TASK STATEMENT: Below are the records. List every line holding the word "structured".

** Start of SUPPLIED MATERIAL **

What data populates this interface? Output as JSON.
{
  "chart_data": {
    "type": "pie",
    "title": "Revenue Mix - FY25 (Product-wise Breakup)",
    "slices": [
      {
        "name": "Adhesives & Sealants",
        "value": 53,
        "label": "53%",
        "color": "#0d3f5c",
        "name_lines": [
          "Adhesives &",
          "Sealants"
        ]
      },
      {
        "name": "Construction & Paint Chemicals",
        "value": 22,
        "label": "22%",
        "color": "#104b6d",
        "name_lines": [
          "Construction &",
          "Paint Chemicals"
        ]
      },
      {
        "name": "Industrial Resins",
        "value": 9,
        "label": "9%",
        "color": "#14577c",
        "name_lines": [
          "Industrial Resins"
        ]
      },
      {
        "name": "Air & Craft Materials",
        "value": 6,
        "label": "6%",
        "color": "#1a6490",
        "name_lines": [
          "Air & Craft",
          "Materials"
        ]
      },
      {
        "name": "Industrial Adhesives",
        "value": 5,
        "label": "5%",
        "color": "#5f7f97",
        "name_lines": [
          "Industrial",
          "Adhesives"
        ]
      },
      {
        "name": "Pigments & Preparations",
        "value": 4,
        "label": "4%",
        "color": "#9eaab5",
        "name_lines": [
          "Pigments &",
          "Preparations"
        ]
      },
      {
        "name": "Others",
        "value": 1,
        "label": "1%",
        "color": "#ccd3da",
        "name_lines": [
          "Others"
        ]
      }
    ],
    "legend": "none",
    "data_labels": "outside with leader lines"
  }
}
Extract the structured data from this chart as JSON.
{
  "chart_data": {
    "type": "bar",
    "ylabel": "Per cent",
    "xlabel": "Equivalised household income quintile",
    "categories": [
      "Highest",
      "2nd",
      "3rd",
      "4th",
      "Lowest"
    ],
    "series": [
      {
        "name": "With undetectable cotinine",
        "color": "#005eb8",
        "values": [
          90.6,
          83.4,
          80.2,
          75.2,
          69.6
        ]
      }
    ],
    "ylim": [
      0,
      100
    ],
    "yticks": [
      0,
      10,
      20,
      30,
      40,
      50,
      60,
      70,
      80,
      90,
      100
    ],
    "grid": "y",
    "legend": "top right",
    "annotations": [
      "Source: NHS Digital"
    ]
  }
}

** End of SUPPLIED MATERIAL **
** Start of SUPPLIED MATERIAL **

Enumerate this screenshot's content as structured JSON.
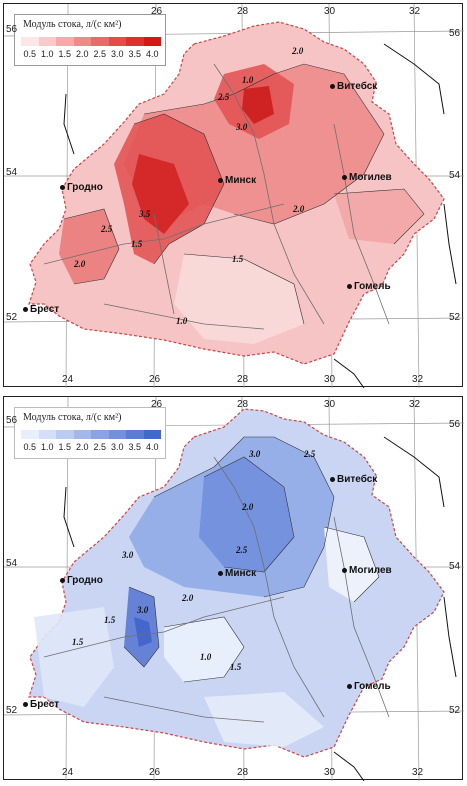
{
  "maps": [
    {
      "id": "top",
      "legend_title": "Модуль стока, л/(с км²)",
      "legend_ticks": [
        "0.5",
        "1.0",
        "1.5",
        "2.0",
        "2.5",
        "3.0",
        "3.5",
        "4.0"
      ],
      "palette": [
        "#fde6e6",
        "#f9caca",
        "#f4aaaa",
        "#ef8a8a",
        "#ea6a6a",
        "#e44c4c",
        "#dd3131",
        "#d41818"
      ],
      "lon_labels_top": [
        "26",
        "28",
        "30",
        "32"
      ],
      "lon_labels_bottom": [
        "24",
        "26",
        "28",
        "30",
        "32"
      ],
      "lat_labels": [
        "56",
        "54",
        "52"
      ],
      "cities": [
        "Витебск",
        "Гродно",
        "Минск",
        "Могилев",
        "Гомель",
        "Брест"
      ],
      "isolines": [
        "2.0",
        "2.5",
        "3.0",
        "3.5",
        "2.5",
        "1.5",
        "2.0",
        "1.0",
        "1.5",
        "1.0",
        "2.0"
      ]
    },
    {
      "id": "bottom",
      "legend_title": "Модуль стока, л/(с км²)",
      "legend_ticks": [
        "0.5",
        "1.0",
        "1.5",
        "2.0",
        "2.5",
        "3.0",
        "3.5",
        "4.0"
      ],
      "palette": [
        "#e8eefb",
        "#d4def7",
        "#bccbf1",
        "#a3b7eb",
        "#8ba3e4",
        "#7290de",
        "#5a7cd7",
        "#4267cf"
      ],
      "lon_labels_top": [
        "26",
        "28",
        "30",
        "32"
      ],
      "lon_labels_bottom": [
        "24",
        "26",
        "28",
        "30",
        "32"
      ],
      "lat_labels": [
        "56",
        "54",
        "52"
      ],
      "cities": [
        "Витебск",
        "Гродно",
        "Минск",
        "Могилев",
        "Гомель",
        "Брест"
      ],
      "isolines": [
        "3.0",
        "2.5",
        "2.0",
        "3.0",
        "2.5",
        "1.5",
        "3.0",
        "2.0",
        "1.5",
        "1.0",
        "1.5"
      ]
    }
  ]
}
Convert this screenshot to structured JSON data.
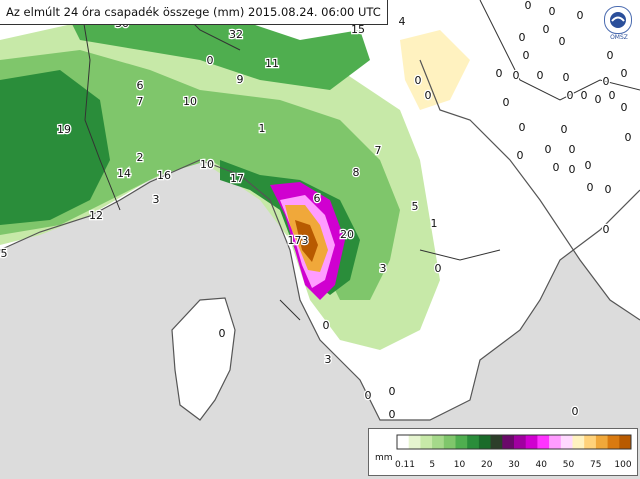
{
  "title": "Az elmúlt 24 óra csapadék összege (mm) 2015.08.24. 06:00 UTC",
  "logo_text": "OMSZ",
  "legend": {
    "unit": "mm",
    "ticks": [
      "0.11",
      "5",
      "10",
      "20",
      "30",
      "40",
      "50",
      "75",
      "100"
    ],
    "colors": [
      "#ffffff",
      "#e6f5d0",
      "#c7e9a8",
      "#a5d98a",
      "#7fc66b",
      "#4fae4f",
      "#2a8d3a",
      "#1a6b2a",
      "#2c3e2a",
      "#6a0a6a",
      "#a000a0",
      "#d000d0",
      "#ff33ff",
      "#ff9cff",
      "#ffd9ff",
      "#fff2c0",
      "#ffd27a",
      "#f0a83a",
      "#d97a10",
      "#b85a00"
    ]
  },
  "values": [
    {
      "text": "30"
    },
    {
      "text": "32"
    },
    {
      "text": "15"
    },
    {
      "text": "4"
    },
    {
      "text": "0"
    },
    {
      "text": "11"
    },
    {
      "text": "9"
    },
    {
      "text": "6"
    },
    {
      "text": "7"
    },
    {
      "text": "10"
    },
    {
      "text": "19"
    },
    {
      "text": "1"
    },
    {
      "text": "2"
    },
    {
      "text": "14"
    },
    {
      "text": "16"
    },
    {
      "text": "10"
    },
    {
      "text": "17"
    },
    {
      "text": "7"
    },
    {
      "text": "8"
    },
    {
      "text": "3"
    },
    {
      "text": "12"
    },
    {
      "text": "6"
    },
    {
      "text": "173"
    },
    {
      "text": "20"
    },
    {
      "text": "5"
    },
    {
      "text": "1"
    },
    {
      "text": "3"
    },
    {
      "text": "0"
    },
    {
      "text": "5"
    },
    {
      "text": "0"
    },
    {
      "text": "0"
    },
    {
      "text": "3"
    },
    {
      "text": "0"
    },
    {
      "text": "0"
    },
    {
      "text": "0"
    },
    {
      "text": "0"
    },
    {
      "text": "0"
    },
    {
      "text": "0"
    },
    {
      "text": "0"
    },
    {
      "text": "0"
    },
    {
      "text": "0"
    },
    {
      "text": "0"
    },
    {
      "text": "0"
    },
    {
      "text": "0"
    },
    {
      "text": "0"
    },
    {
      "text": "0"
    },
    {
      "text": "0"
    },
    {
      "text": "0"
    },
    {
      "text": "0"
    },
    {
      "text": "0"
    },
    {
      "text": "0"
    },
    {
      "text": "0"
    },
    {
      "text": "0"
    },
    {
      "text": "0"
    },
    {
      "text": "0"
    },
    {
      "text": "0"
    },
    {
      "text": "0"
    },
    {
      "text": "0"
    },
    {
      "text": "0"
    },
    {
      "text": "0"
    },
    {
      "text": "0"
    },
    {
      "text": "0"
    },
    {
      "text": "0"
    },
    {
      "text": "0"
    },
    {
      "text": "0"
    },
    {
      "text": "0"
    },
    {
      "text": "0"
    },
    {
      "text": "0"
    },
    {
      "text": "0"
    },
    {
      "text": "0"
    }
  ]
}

** End of SUPPLIED MATERIAL **

SOLUTION BELOW:
Extract the structured data from this chart as JSON.
Enumerate this screenshot's content as structured JSON.
Convert this screenshot to structured JSON data.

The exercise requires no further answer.